The revisions dealing with an insurer’s external auditor implement many of the SOA
reforms. These revisions include:
  • Reducing the number of consecutive years a lead audit partner may participate on the audit of an insurer to five years
  • Precluding a lead audit partner from rotating back on the engagement for a period of five years
  • Listing various nonaudit services that auditors may not provide to an insurer in order to maintain the insurer’s independence from the auditor (Realizing that it may be difficult for small insurers to comply with the prohibited services requirement, a small company exemption is included that indicates that those insurers with less  than $100 million in direct written and assumed premium may request an exemption from this requirement.)
  • Requiring audit committee pre-approval of nonaudit services if the aggregate amount of the fees for the nonaudit services exceeds five percent of the audit fees
  • Impairing the external audit firm’s independence, if the company hired the partner or manager, and placed him/her in a senior management position in the past year

What prompted the NAIC to revise the Model Audit Rule? 

The revisions are the result of the passage of the Sarbanes-Oxley Act. They represent an attempt to address accounting issues that have occurred in the insurance industry in recent years. Along with enforcing regulatory requirements, the NAIC has the ability to create task forces as needed. Thus, the NAIC/AICPA Working Group was created in response to the Sarbanes-Oxley Act to develop and propose revisions to the Model Audit Rule. 

What are the differences between SEC oversight and NAIC oversight?

The focus of the SEC is to protect shareholders and other stakeholders by ensuring that public companies provide accurate, reliable and timely information on which to base investment decisions. The NAIC initially was formed to coordinate the regulation of multistate insurers. The focus of the NAIC has evolved to provide state regulators with the support and structure to protect the interests of insurance consumers. 

Are states obligated to adopt the same Model Audit Rule as the NAIC? 

No. However, we believe it is likely, despite opposition from various factions within the insurance industry, that most states will adopt a majority of the changes.  Though insurance is state-regulated, most state statutes contain language similar to that in Florida and California, both of which require insurers to provide annual audited financial statements “in conformity with the Annual Audited Financial Statement instructions contained in the annual statement instructions as adopted from time to time by the NAIC.” 

Does the Model Audit Rule apply to all state-regulated insurers? 

The Model Audit Rule applies to all insurers within each state with the exception of insurance companies having direct premiums written in the state of less than $1 million in any calendar year, and less than 1,000 policyholders or certificate holders of directly written policies nationwide at the end of the calendar year, in which case they are exempt for the year. The $1 million cap includes premiums pursuant to contracts and/or treaties of reinsurance. The state commissioner may deny the exemption if he/she determines that compliance is necessary for the commissioner to carry out statutory responsibilities. 
 
Effective January 1, 2010, every insurer required to file a financial report also is required to have an audit committee. Carriers with $300 to $500 million in annual premiums are required to have a majority (50 percent or more) of independent audit committee members. Carriers with more than $500 million in annual premiums are required to have a supermajority (75 percent or more) of independent audit committee members.
 
The insurance commissioner may grant an exemption from any and all provisions of the regulation if the regulation would constitute a financial or organizational hardship on the insurer. 
 
Effective December 31, 2010, insurers must file Management’s Report of Internal Control Over Financial Reporting if they are required to comply with the Model Audit Rule and have annual direct written and assumed premiums of $500 million or more. If the $500 million premium threshold is not met, the commissioner still may require an insurer to file the report if the insurer is deemed to be in hazardous financial condition.

..............................

**What you will do**
1 – Replace "Carriers" with "Insurers" in the Model Audit Rule text from "Effective January 1, 2010, every" up to and including "(75 percent or more) of independent audit committee members.", and write out that stretch in full.
2 – Write the next part of the Model Audit Rule text, picking up right after its final sentence.

**Given material**
..............................

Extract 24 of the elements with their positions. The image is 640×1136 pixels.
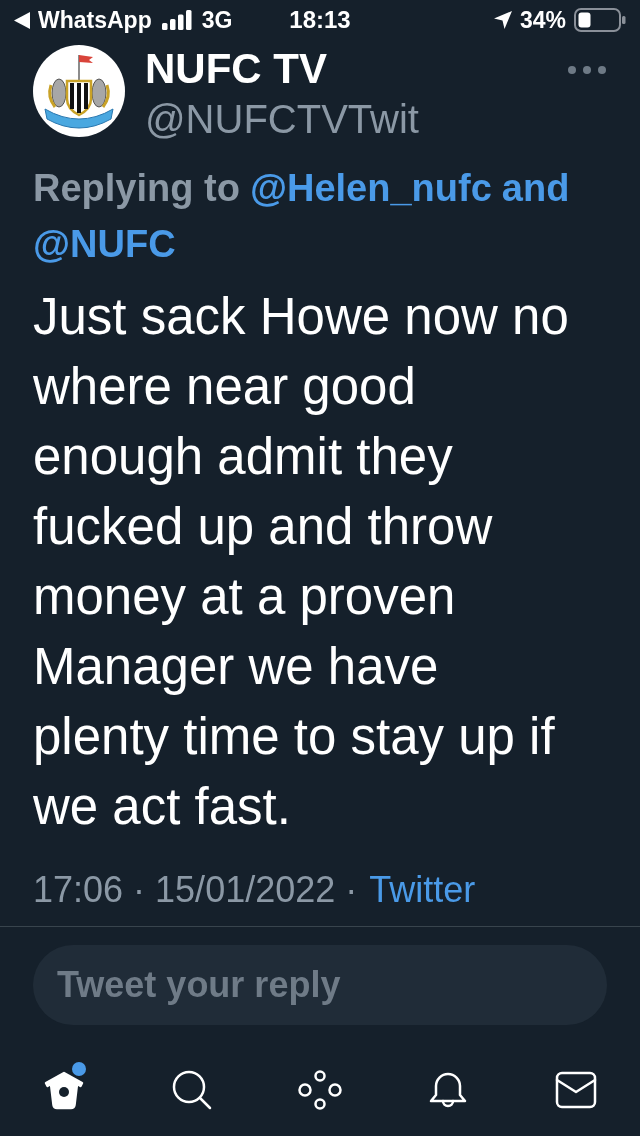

..............................

**Task-by-task outputs**
1 –
Effective January 1, 2010, every insurer required to file a financial report also is required to have an audit committee. Insurers with $300 to $500 million in annual premiums are required to have a majority (50 percent or more) of independent audit committee members. Insurers with more than $500 million in annual premiums are required to have a supermajority (75 percent or more) of independent audit committee members.

2 –
What if my company is a foreign or alien insurer in the state and files the Audited Financial Report in another state pursuant to that state’s requirements?

The Model Audit Rule provides that if the state commissioner determines that the other state’s requirement for filing audited financial reports is substantially similar to his/her requirements, the foreign or alien insurer could be exempted from the Annual Financial Report requirements, as long as a copy of the relevant reports filed in another state also is filed with the state commissioner.

What happens if an insurer initially falls under the thresholds for compliance and then subsequently exceeds these thresholds?

The Model Audit Rule provides that an insurer has two calendar years after it meets the thresholds for compliance to file Management’s Report of Internal Control Over Financial Reporting.

What impact does an acquisition by an insurer have on its annual Management’s Report of Internal Control Over Financial Reporting?

The Model Audit Rule provides that the acquiring insurer has up to two calendar years to incorporate the internal control over financial reporting requirements of the acquired entity into its annual Management’s Report of Internal Control Over Financial Reporting. 

How are the Model Audit Rule requirements different from the requirements of Sections 302 and 404 of the SOA? 

SOA Section 302 requires the CEO and CFO to certify, in both the quarterly and annual SEC filings, the adequacy of the company’s disclosure controls and whether
there have been changes in its internal control over financial reporting. The Model Audit Rule only applies to the internal controls over the annual statutory financial statements filed by insurers. Therefore, the certifications would apply only to the annual reports. 
 
SOA Section 404 requires that the company’s independent public accountant has attested to and reported on management’s evaluation of internal control over financial reporting. The Model Audit Rule has no such attestation requirement. 
 
SOA Sections 302 and 404 do not provide any opportunities for exemption of public companies from the requirements. 

What specifically must be included in Management’s Report of Internal Control Over Financial Reporting?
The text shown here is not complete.